GIVEN INSTRUCTION
Find the word "leaf" in the data. Return every line where it appears.

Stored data

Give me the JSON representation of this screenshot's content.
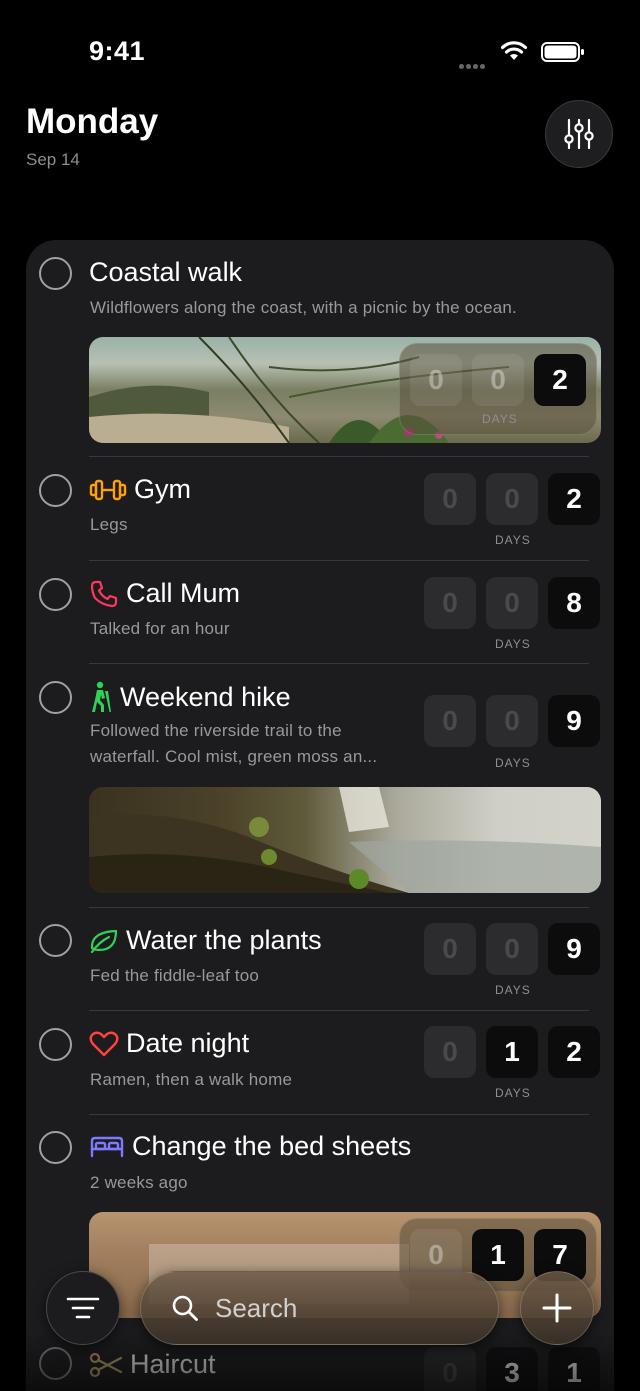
{
  "status": {
    "time": "9:41"
  },
  "header": {
    "title": "Monday",
    "date": "Sep 14"
  },
  "counter_label": "DAYS",
  "items": [
    {
      "title": "Coastal walk",
      "subtitle": "Wildflowers along the coast, with a picnic by the ocean.",
      "digits": [
        "0",
        "0",
        "2"
      ],
      "icon": "none"
    },
    {
      "title": "Gym",
      "subtitle": "Legs",
      "digits": [
        "0",
        "0",
        "2"
      ],
      "icon": "dumbbell-icon",
      "icon_color": "#ff9f0a"
    },
    {
      "title": "Call Mum",
      "subtitle": "Talked for an hour",
      "digits": [
        "0",
        "0",
        "8"
      ],
      "icon": "phone-icon",
      "icon_color": "#ff375f"
    },
    {
      "title": "Weekend hike",
      "subtitle_line1": "Followed the riverside trail to the",
      "subtitle_line2": "waterfall. Cool mist, green moss an...",
      "digits": [
        "0",
        "0",
        "9"
      ],
      "icon": "hiker-icon",
      "icon_color": "#30d158"
    },
    {
      "title": "Water the plants",
      "subtitle": "Fed the fiddle-leaf too",
      "digits": [
        "0",
        "0",
        "9"
      ],
      "icon": "leaf-icon",
      "icon_color": "#30d158"
    },
    {
      "title": "Date night",
      "subtitle": "Ramen, then a walk home",
      "digits": [
        "0",
        "1",
        "2"
      ],
      "icon": "heart-icon",
      "icon_color": "#ff453a"
    },
    {
      "title": "Change the bed sheets",
      "subtitle": "2 weeks ago",
      "digits": [
        "0",
        "1",
        "7"
      ],
      "icon": "bed-icon",
      "icon_color": "#7d7aff"
    },
    {
      "title": "Haircut",
      "digits": [
        "0",
        "3",
        "1"
      ],
      "icon": "scissors-icon",
      "icon_color": "#c7a96b"
    }
  ],
  "search": {
    "placeholder": "Search"
  }
}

FINISHED TASK
      "subtitle": "Fed the fiddle-leaf too",
      "icon": "leaf-icon",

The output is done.